What is being asked
Reproduce the records below exactly, but leave their pictures out of the copy.

Data supplied

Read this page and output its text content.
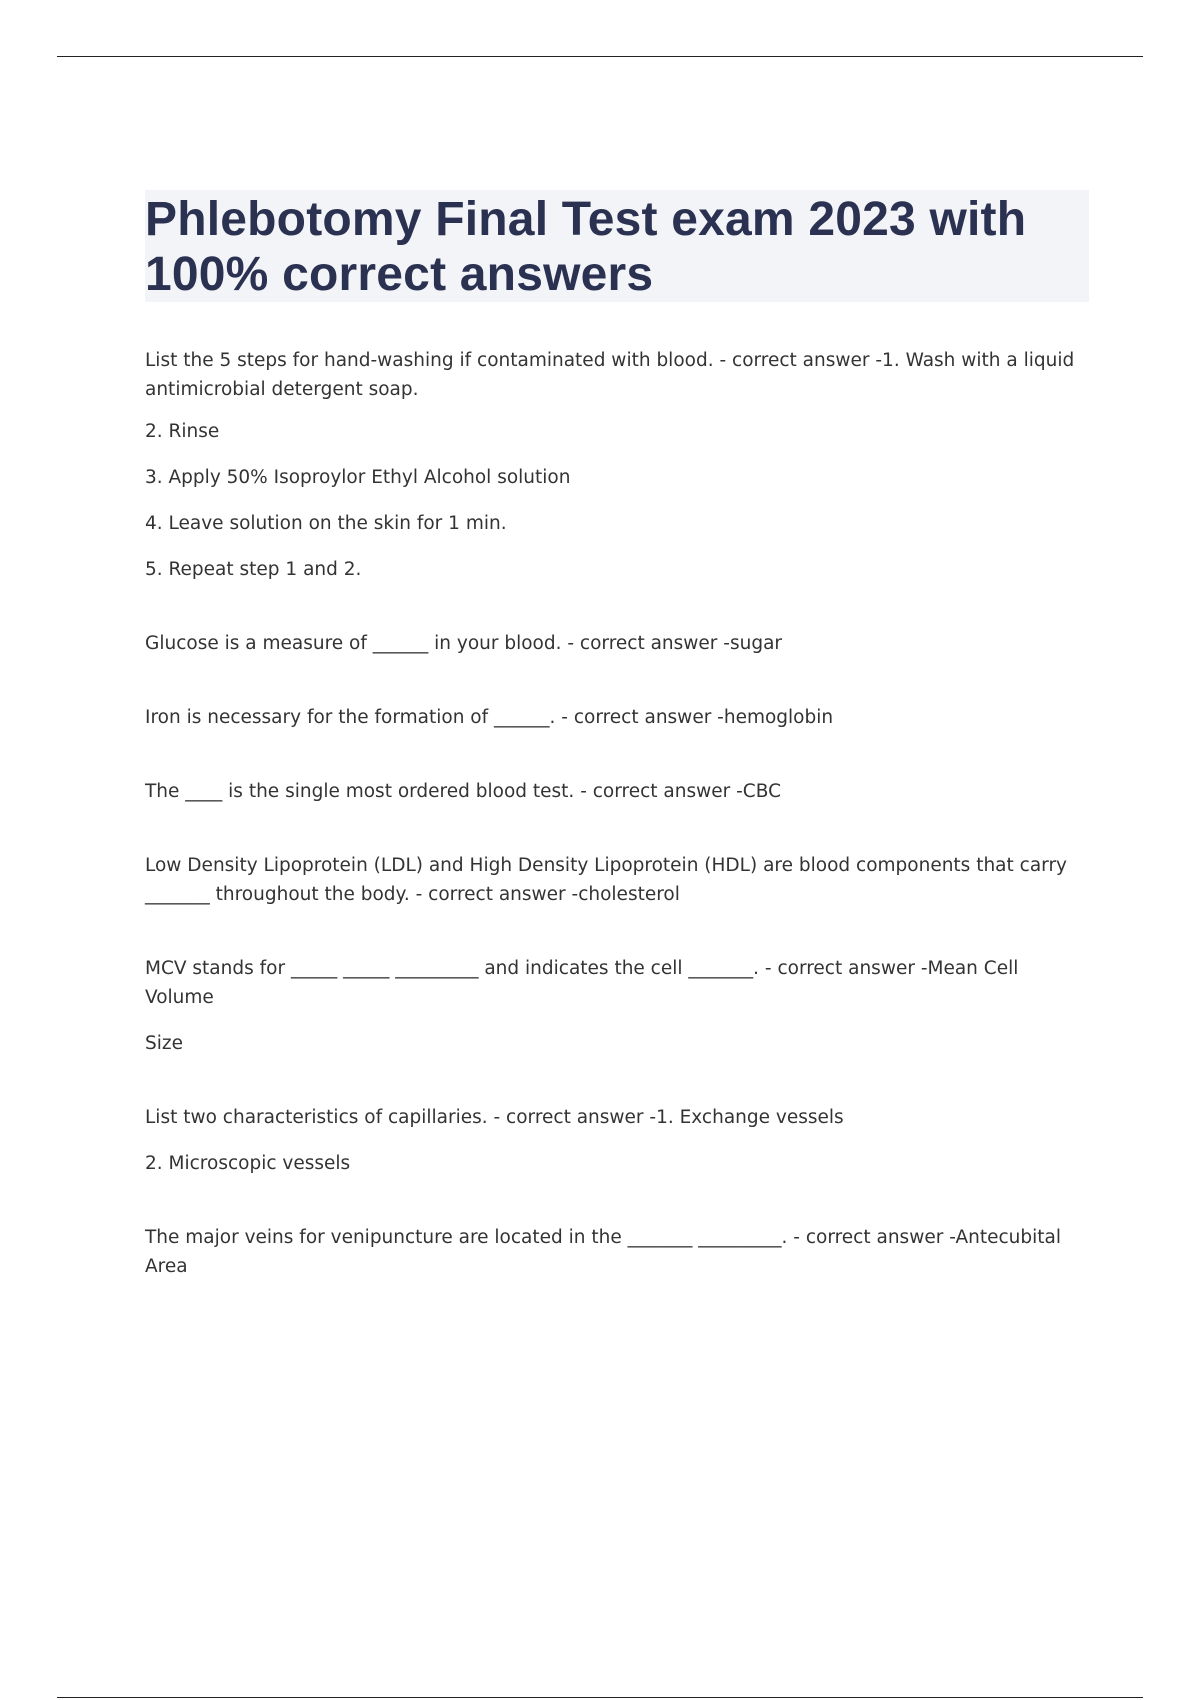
Phlebotomy Final Test exam 2023 with 100% correct answers

List the 5 steps for hand-washing if contaminated with blood. - correct answer -1. Wash with a liquid antimicrobial detergent soap.

2. Rinse

3. Apply 50% Isoproylor Ethyl Alcohol solution

4. Leave solution on the skin for 1 min.

5. Repeat step 1 and 2.

Glucose is a measure of ______ in your blood. - correct answer -sugar

Iron is necessary for the formation of ______. - correct answer -hemoglobin

The ____ is the single most ordered blood test. - correct answer -CBC

Low Density Lipoprotein (LDL) and High Density Lipoprotein (HDL) are blood components that carry _______ throughout the body. - correct answer -cholesterol

MCV stands for _____ _____ _________ and indicates the cell _______. - correct answer -Mean Cell Volume

Size

List two characteristics of capillaries. - correct answer -1. Exchange vessels

2. Microscopic vessels

The major veins for venipuncture are located in the _______ _________. - correct answer -Antecubital Area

Answer box
Read this page and output its text content.
Phlebotomy Final Test exam 2023 with 100% correct answers

List the 5 steps for hand-washing if contaminated with blood. - correct answer -1. Wash with a liquid antimicrobial detergent soap.

2. Rinse

3. Apply 50% Isoproylor Ethyl Alcohol solution

4. Leave solution on the skin for 1 min.

5. Repeat step 1 and 2.

Glucose is a measure of ______ in your blood. - correct answer -sugar

Iron is necessary for the formation of ______. - correct answer -hemoglobin

The ____ is the single most ordered blood test. - correct answer -CBC

Low Density Lipoprotein (LDL) and High Density Lipoprotein (HDL) are blood components that carry _______ throughout the body. - correct answer -cholesterol

MCV stands for _____ _____ _________ and indicates the cell _______. - correct answer -Mean Cell Volume

Size

List two characteristics of capillaries. - correct answer -1. Exchange vessels

2. Microscopic vessels

The major veins for venipuncture are located in the _______ _________. - correct answer -Antecubital Area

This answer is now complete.